Task requirements:
Exactly repeat the material, dropping only the pictures.

# start of Input records

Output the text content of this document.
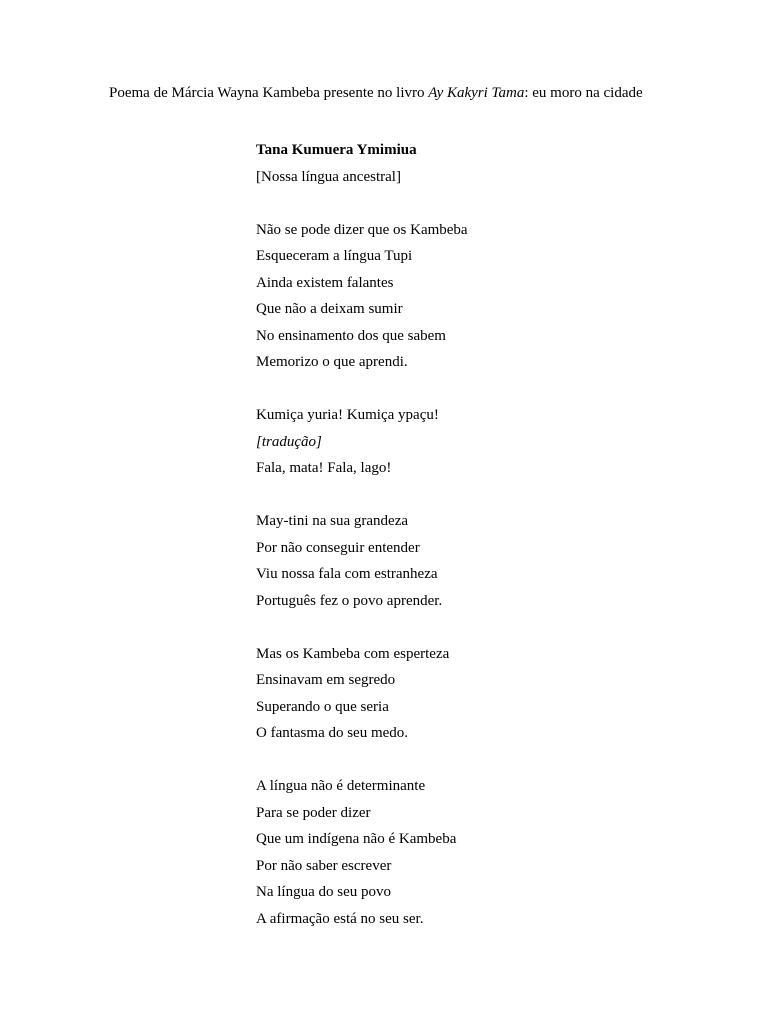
Poema de Márcia Wayna Kambeba presente no livro Ay Kakyri Tama: eu moro na cidade
Tana Kumuera Ymimiua
[Nossa língua ancestral]
Não se pode dizer que os Kambeba
Esqueceram a língua Tupi
Ainda existem falantes
Que não a deixam sumir
No ensinamento dos que sabem
Memorizo o que aprendi.
Kumiça yuria! Kumiça ypaçu!
[tradução]
Fala, mata! Fala, lago!
May-tini na sua grandeza
Por não conseguir entender
Viu nossa fala com estranheza
Português fez o povo aprender.
Mas os Kambeba com esperteza
Ensinavam em segredo
Superando o que seria
O fantasma do seu medo.
A língua não é determinante
Para se poder dizer
Que um indígena não é Kambeba
Por não saber escrever
Na língua do seu povo
A afirmação está no seu ser.
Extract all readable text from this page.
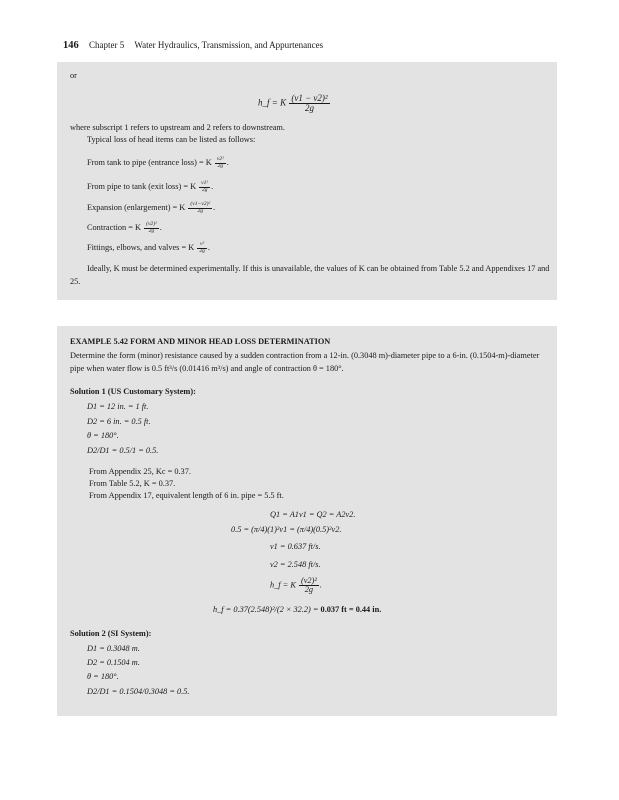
146 Chapter 5 Water Hydraulics, Transmission, and Appurtenances
or
h_f = K $\frac{\text{(v1 − v2)²}}{2g}$
where subscript 1 refers to upstream and 2 refers to downstream.
Typical loss of head items can be listed as follows:
From tank to pipe (entrance loss) = K $\frac{\text{v2²}}{2g}$ .
From pipe to tank (exit loss) = K $\frac{\text{v1²}}{2g}$ .
Expansion (enlargement) = K $\frac{\text{(v1−v2)²}}{2g}$ .
Contraction = K $\frac{\text{(v2)²}}{2g}$ .
Fittings, elbows, and valves = K $\frac{\text{v²}}{2g}$ .
Ideally, K must be determined experimentally. If this is unavailable, the values of K can be obtained from Table 5.2 and Appendixes 17 and 25.
EXAMPLE 5.42 FORM AND MINOR HEAD LOSS DETERMINATION
Determine the form (minor) resistance caused by a sudden contraction from a 12-in. (0.3048 m)-diameter pipe to a 6-in. (0.1504-m)-diameter pipe when water flow is 0.5 ft³/s (0.01416 m³/s) and angle of contraction θ = 180°.
Solution 1 (US Customary System):
D1 = 12 in. = 1 ft.
D2 = 6 in. = 0.5 ft.
θ = 180°.
D2/D1 = 0.5/1 = 0.5.
From Appendix 25, Kc = 0.37.
From Table 5.2, K = 0.37.
From Appendix 17, equivalent length of 6 in. pipe = 5.5 ft.
Q1 = A1v1 = Q2 = A2v2.
0.5 = (π/4)(1)²v1 = (π/4)(0.5)²v2.
v1 = 0.637 ft/s.
v2 = 2.548 ft/s.
h_f = K $\frac{\text{(v2)²}}{2g}$ .
h_f = 0.37(2.548)²/(2 × 32.2) = 0.037 ft = 0.44 in.
Solution 2 (SI System):
D1 = 0.3048 m.
D2 = 0.1504 m.
θ = 180°.
D2/D1 = 0.1504/0.3048 = 0.5.
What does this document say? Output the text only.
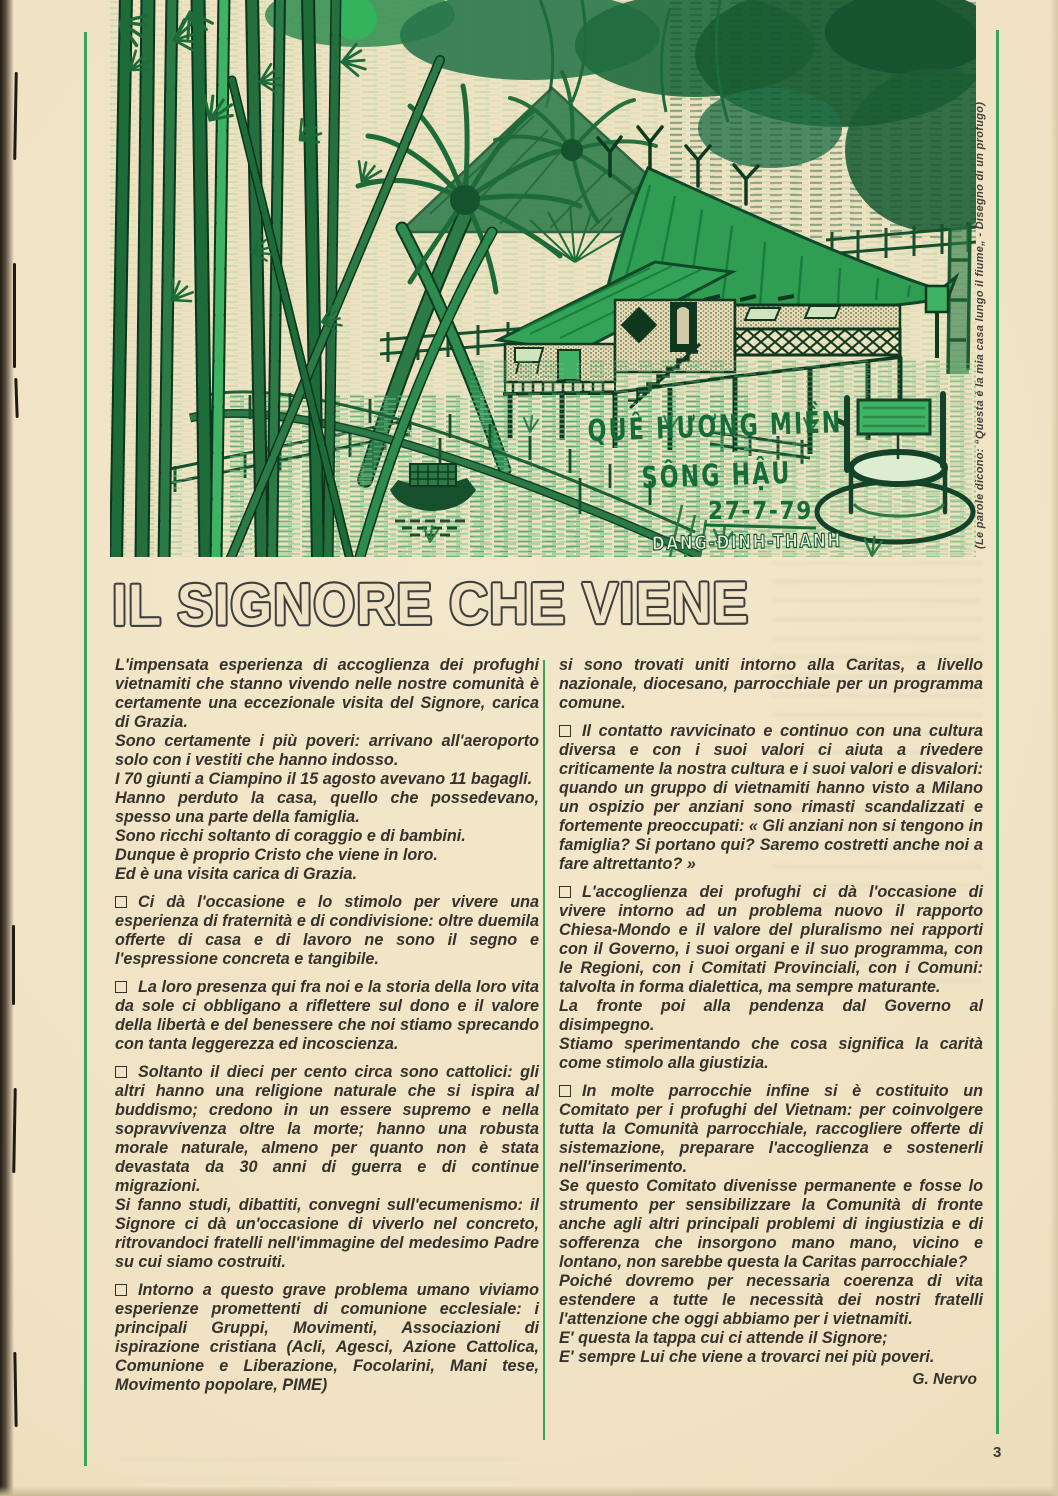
QUÊ HƯƠNG MIỀN
SÔNG HẬU
27-7-79
DANG-ĐINH-THANH	(Le parole dicono: “Questa è la mia casa lungo il fiume„ - Disegno di un profugo)
IL SIGNORE CHE VIENE

L'impensata esperienza di accoglienza dei profughi vietnamiti che stanno vivendo nelle nostre comunità è certamente una eccezionale visita del Signore, carica di Grazia.

Sono certamente i più poveri: arrivano all'aeroporto solo con i vestiti che hanno indosso.

I 70 giunti a Ciampino il 15 agosto avevano 11 bagagli.

Hanno perduto la casa, quello che possedevano, spesso una parte della famiglia.

Sono ricchi soltanto di coraggio e di bambini.

Dunque è proprio Cristo che viene in loro.

Ed è una visita carica di Grazia.

Ci dà l'occasione e lo stimolo per vivere una esperienza di fraternità e di condivisione: oltre duemila offerte di casa e di lavoro ne sono il segno e l'espressione concreta e tangibile.

La loro presenza qui fra noi e la storia della loro vita da sole ci obbligano a riflettere sul dono e il valore della libertà e del benessere che noi stiamo sprecando con tanta leggerezza ed incoscienza.

Soltanto il dieci per cento circa sono cattolici: gli altri hanno una religione naturale che si ispira al buddismo; credono in un essere supremo e nella sopravvivenza oltre la morte; hanno una robusta morale naturale, almeno per quanto non è stata devastata da 30 anni di guerra e di continue migrazioni.

Si fanno studi, dibattiti, convegni sull'ecumenismo: il Signore ci dà un'occasione di viverlo nel concreto, ritrovandoci fratelli nell'immagine del medesimo Padre su cui siamo costruiti.

Intorno a questo grave problema umano viviamo esperienze promettenti di comunione ecclesiale: i principali Gruppi, Movimenti, Associazioni di ispirazione cristiana (Acli, Agesci, Azione Cattolica, Comunione e Liberazione, Focolarini, Mani tese, Movimento popolare, PIME)

si sono trovati uniti intorno alla Caritas, a livello nazionale, diocesano, parrocchiale per un programma comune.

Il contatto ravvicinato e continuo con una cultura diversa e con i suoi valori ci aiuta a rivedere criticamente la nostra cultura e i suoi valori e disvalori: quando un gruppo di vietnamiti hanno visto a Milano un ospizio per anziani sono rimasti scandalizzati e fortemente preoccupati: « Gli anziani non si tengono in famiglia? Si portano qui? Saremo costretti anche noi a fare altrettanto? »

L'accoglienza dei profughi ci dà l'occasione di vivere intorno ad un problema nuovo il rapporto Chiesa-Mondo e il valore del pluralismo nei rapporti con il Governo, i suoi organi e il suo programma, con le Regioni, con i Comitati Provinciali, con i Comuni: talvolta in forma dialettica, ma sempre maturante.

La fronte poi alla pendenza dal Governo al disimpegno.

Stiamo sperimentando che cosa significa la carità come stimolo alla giustizia.

In molte parrocchie infine si è costituito un Comitato per i profughi del Vietnam: per coinvolgere tutta la Comunità parrocchiale, raccogliere offerte di sistemazione, preparare l'accoglienza e sostenerli nell'inserimento.

Se questo Comitato divenisse permanente e fosse lo strumento per sensibilizzare la Comunità di fronte anche agli altri principali problemi di ingiustizia e di sofferenza che insorgono mano mano, vicino e lontano, non sarebbe questa la Caritas parrocchiale?

Poiché dovremo per necessaria coerenza di vita estendere a tutte le necessità dei nostri fratelli l'attenzione che oggi abbiamo per i vietnamiti.

E' questa la tappa cui ci attende il Signore;

E' sempre Lui che viene a trovarci nei più poveri.

G. Nervo

3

# end of Input records

Result for this task:
Output the text content of this document.
Poema de Márcia Wayna Kambeba presente no livro Ay Kakyri Tama: eu moro na cidade
Tana Kumuera Ymimiua
[Nossa língua ancestral]
Não se pode dizer que os Kambeba
Esqueceram a língua Tupi
Ainda existem falantes
Que não a deixam sumir
No ensinamento dos que sabem
Memorizo o que aprendi.
Kumiça yuria! Kumiça ypaçu!
[tradução]
Fala, mata! Fala, lago!
May-tini na sua grandeza
Por não conseguir entender
Viu nossa fala com estranheza
Português fez o povo aprender.
Mas os Kambeba com esperteza
Ensinavam em segredo
Superando o que seria
O fantasma do seu medo.
A língua não é determinante
Para se poder dizer
Que um indígena não é Kambeba
Por não saber escrever
Na língua do seu povo
A afirmação está no seu ser.
Extract all readable text from this page.
146 Chapter 5 Water Hydraulics, Transmission, and Appurtenances
or
h_f = K $\frac{\text{(v1 − v2)²}}{2g}$
where subscript 1 refers to upstream and 2 refers to downstream.
Typical loss of head items can be listed as follows:
From tank to pipe (entrance loss) = K $\frac{\text{v2²}}{2g}$ .
From pipe to tank (exit loss) = K $\frac{\text{v1²}}{2g}$ .
Expansion (enlargement) = K $\frac{\text{(v1−v2)²}}{2g}$ .
Contraction = K $\frac{\text{(v2)²}}{2g}$ .
Fittings, elbows, and valves = K $\frac{\text{v²}}{2g}$ .
Ideally, K must be determined experimentally. If this is unavailable, the values of K can be obtained from Table 5.2 and Appendixes 17 and 25.
EXAMPLE 5.42 FORM AND MINOR HEAD LOSS DETERMINATION
Determine the form (minor) resistance caused by a sudden contraction from a 12-in. (0.3048 m)-diameter pipe to a 6-in. (0.1504-m)-diameter pipe when water flow is 0.5 ft³/s (0.01416 m³/s) and angle of contraction θ = 180°.
Solution 1 (US Customary System):
D1 = 12 in. = 1 ft.
D2 = 6 in. = 0.5 ft.
θ = 180°.
D2/D1 = 0.5/1 = 0.5.
From Appendix 25, Kc = 0.37.
From Table 5.2, K = 0.37.
From Appendix 17, equivalent length of 6 in. pipe = 5.5 ft.
Q1 = A1v1 = Q2 = A2v2.
0.5 = (π/4)(1)²v1 = (π/4)(0.5)²v2.
v1 = 0.637 ft/s.
v2 = 2.548 ft/s.
h_f = K $\frac{\text{(v2)²}}{2g}$ .
h_f = 0.37(2.548)²/(2 × 32.2) = 0.037 ft = 0.44 in.
Solution 2 (SI System):
D1 = 0.3048 m.
D2 = 0.1504 m.
θ = 180°.
D2/D1 = 0.1504/0.3048 = 0.5.
What does this document say? Output the text only.
QUÊ HƯƠNG MIỀN
SÔNG HẬU
27-7-79
DANG-ĐINH-THANH	(Le parole dicono: “Questa è la mia casa lungo il fiume„ - Disegno di un profugo)
IL SIGNORE CHE VIENE

L'impensata esperienza di accoglienza dei profughi vietnamiti che stanno vivendo nelle nostre comunità è certamente una eccezionale visita del Signore, carica di Grazia.

Sono certamente i più poveri: arrivano all'aeroporto solo con i vestiti che hanno indosso.

I 70 giunti a Ciampino il 15 agosto avevano 11 bagagli.

Hanno perduto la casa, quello che possedevano, spesso una parte della famiglia.

Sono ricchi soltanto di coraggio e di bambini.

Dunque è proprio Cristo che viene in loro.

Ed è una visita carica di Grazia.

Ci dà l'occasione e lo stimolo per vivere una esperienza di fraternità e di condivisione: oltre duemila offerte di casa e di lavoro ne sono il segno e l'espressione concreta e tangibile.

La loro presenza qui fra noi e la storia della loro vita da sole ci obbligano a riflettere sul dono e il valore della libertà e del benessere che noi stiamo sprecando con tanta leggerezza ed incoscienza.

Soltanto il dieci per cento circa sono cattolici: gli altri hanno una religione naturale che si ispira al buddismo; credono in un essere supremo e nella sopravvivenza oltre la morte; hanno una robusta morale naturale, almeno per quanto non è stata devastata da 30 anni di guerra e di continue migrazioni.

Si fanno studi, dibattiti, convegni sull'ecumenismo: il Signore ci dà un'occasione di viverlo nel concreto, ritrovandoci fratelli nell'immagine del medesimo Padre su cui siamo costruiti.

Intorno a questo grave problema umano viviamo esperienze promettenti di comunione ecclesiale: i principali Gruppi, Movimenti, Associazioni di ispirazione cristiana (Acli, Agesci, Azione Cattolica, Comunione e Liberazione, Focolarini, Mani tese, Movimento popolare, PIME)

si sono trovati uniti intorno alla Caritas, a livello nazionale, diocesano, parrocchiale per un programma comune.

Il contatto ravvicinato e continuo con una cultura diversa e con i suoi valori ci aiuta a rivedere criticamente la nostra cultura e i suoi valori e disvalori: quando un gruppo di vietnamiti hanno visto a Milano un ospizio per anziani sono rimasti scandalizzati e fortemente preoccupati: « Gli anziani non si tengono in famiglia? Si portano qui? Saremo costretti anche noi a fare altrettanto? »

L'accoglienza dei profughi ci dà l'occasione di vivere intorno ad un problema nuovo il rapporto Chiesa-Mondo e il valore del pluralismo nei rapporti con il Governo, i suoi organi e il suo programma, con le Regioni, con i Comitati Provinciali, con i Comuni: talvolta in forma dialettica, ma sempre maturante.

La fronte poi alla pendenza dal Governo al disimpegno.

Stiamo sperimentando che cosa significa la carità come stimolo alla giustizia.

In molte parrocchie infine si è costituito un Comitato per i profughi del Vietnam: per coinvolgere tutta la Comunità parrocchiale, raccogliere offerte di sistemazione, preparare l'accoglienza e sostenerli nell'inserimento.

Se questo Comitato divenisse permanente e fosse lo strumento per sensibilizzare la Comunità di fronte anche agli altri principali problemi di ingiustizia e di sofferenza che insorgono mano mano, vicino e lontano, non sarebbe questa la Caritas parrocchiale?

Poiché dovremo per necessaria coerenza di vita estendere a tutte le necessità dei nostri fratelli l'attenzione che oggi abbiamo per i vietnamiti.

E' questa la tappa cui ci attende il Signore;

E' sempre Lui che viene a trovarci nei più poveri.

G. Nervo

3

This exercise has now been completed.